-- EXERCISE GOAL --
In the records below, switch "x-tick-label" to "category-label" and reproduce all the lines with everything else unchanged, leaving out the pictures.

-- DATA LINES --
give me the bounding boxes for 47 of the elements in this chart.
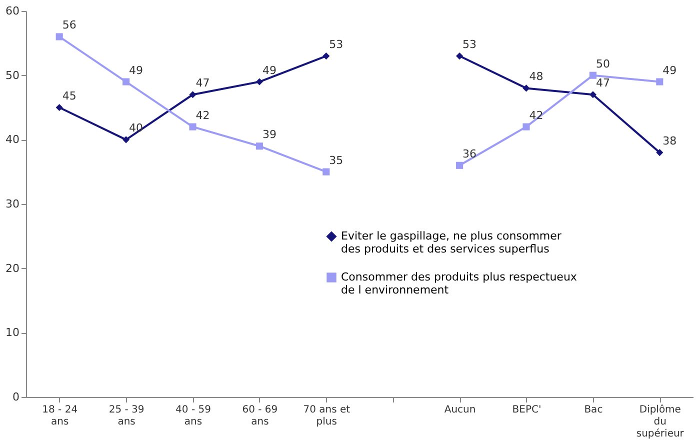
data-label: 40 — [129, 122, 144, 135]
data-label: 42 — [529, 108, 544, 122]
point — [256, 142, 263, 150]
data-label: 49 — [262, 64, 276, 77]
point — [122, 78, 130, 86]
x-tick-label: Diplôme du supérieur — [636, 404, 685, 440]
y-tick-label: 40 — [6, 133, 20, 146]
y-tick-label: 20 — [6, 262, 20, 275]
point — [122, 136, 130, 144]
x-tick-label: Aucun — [444, 404, 476, 416]
point — [189, 123, 196, 130]
data-label: 36 — [462, 147, 477, 160]
data-label: 53 — [329, 38, 344, 52]
x-tick-label: BEPC' — [512, 404, 542, 416]
point — [189, 91, 196, 98]
x-tick-label: 60 - 69 ans — [242, 404, 278, 428]
data-label: 56 — [62, 18, 76, 32]
x-tick-label: 40 - 59 ans — [176, 404, 211, 428]
y-tick-label: 10 — [6, 326, 20, 340]
data-label: 48 — [529, 70, 544, 84]
point — [456, 52, 464, 60]
x-tick-label: 25 - 39 ans — [108, 404, 144, 428]
x-tick-label: Bac — [584, 404, 603, 416]
legend-label: Eviter le gaspillage, ne plus consommer des produits et des services superflus — [341, 230, 562, 256]
data-label: 47 — [196, 76, 210, 90]
data-label: 35 — [329, 154, 344, 167]
x-tick-label: 18 - 24 ans — [42, 404, 78, 428]
data-label: 39 — [262, 128, 276, 142]
y-tick-label: 0 — [12, 390, 20, 404]
data-label: 45 — [62, 90, 76, 102]
point — [322, 52, 330, 60]
data-label: 42 — [196, 108, 210, 122]
y-tick-label: 60 — [6, 4, 20, 18]
data-label: 38 — [662, 134, 677, 148]
data-label: 53 — [462, 38, 477, 52]
data-label: 47 — [596, 76, 610, 90]
data-label: 50 — [596, 57, 610, 70]
y-tick-label: 50 — [6, 68, 20, 82]
point — [256, 78, 263, 86]
legend-label: Consommer des produits plus respectueux de l environnement — [341, 270, 578, 296]
point — [56, 104, 63, 112]
x-tick-label: 70 ans et plus — [303, 404, 350, 428]
data-label: 49 — [129, 64, 144, 77]
data-label: 49 — [662, 64, 677, 77]
point — [322, 168, 330, 176]
point — [56, 33, 63, 40]
y-tick-label: 30 — [6, 198, 20, 210]
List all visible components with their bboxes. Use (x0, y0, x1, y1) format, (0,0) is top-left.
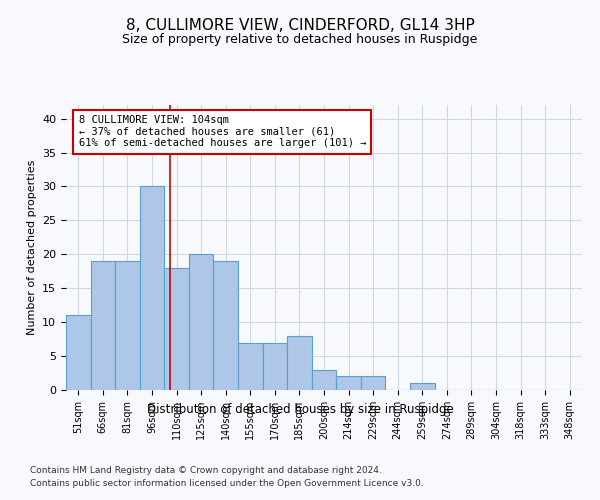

-- SOLUTION --
give me the bounding boxes for 47 of the elements in this chart.
data-label: 40 — [129, 122, 144, 135]
data-label: 42 — [529, 108, 544, 122]
point — [256, 142, 263, 150]
data-label: 49 — [262, 64, 276, 77]
point — [122, 78, 130, 86]
category-label: Diplôme du supérieur — [636, 404, 685, 440]
y-tick-label: 40 — [6, 133, 20, 146]
y-tick-label: 20 — [6, 262, 20, 275]
point — [122, 136, 130, 144]
category-label: Aucun — [444, 404, 476, 416]
point — [189, 123, 196, 130]
data-label: 36 — [462, 147, 477, 160]
data-label: 53 — [329, 38, 344, 52]
category-label: BEPC' — [512, 404, 542, 416]
point — [189, 91, 196, 98]
category-label: 60 - 69 ans — [242, 404, 278, 428]
data-label: 56 — [62, 18, 76, 32]
category-label: 40 - 59 ans — [176, 404, 211, 428]
y-tick-label: 10 — [6, 326, 20, 340]
data-label: 48 — [529, 70, 544, 84]
point — [456, 52, 464, 60]
category-label: 25 - 39 ans — [108, 404, 144, 428]
category-label: Bac — [584, 404, 603, 416]
legend-label: Eviter le gaspillage, ne plus consommer des produits et des services superflus — [341, 230, 562, 256]
data-label: 47 — [196, 76, 210, 90]
data-label: 35 — [329, 154, 344, 167]
category-label: 18 - 24 ans — [42, 404, 78, 428]
data-label: 39 — [262, 128, 276, 142]
y-tick-label: 0 — [12, 390, 20, 404]
data-label: 45 — [62, 90, 76, 102]
point — [322, 52, 330, 60]
data-label: 42 — [196, 108, 210, 122]
y-tick-label: 60 — [6, 4, 20, 18]
data-label: 38 — [662, 134, 677, 148]
data-label: 53 — [462, 38, 477, 52]
data-label: 47 — [596, 76, 610, 90]
data-label: 50 — [596, 57, 610, 70]
y-tick-label: 50 — [6, 68, 20, 82]
point — [256, 78, 263, 86]
legend-label: Consommer des produits plus respectueux de l environnement — [341, 270, 578, 296]
point — [56, 104, 63, 112]
category-label: 70 ans et plus — [303, 404, 350, 428]
data-label: 49 — [129, 64, 144, 77]
data-label: 49 — [662, 64, 677, 77]
point — [322, 168, 330, 176]
point — [56, 33, 63, 40]
y-tick-label: 30 — [6, 198, 20, 210]
List all visible components with their bboxes. Use (x0, y0, x1, y1) format, (0,0) is top-left.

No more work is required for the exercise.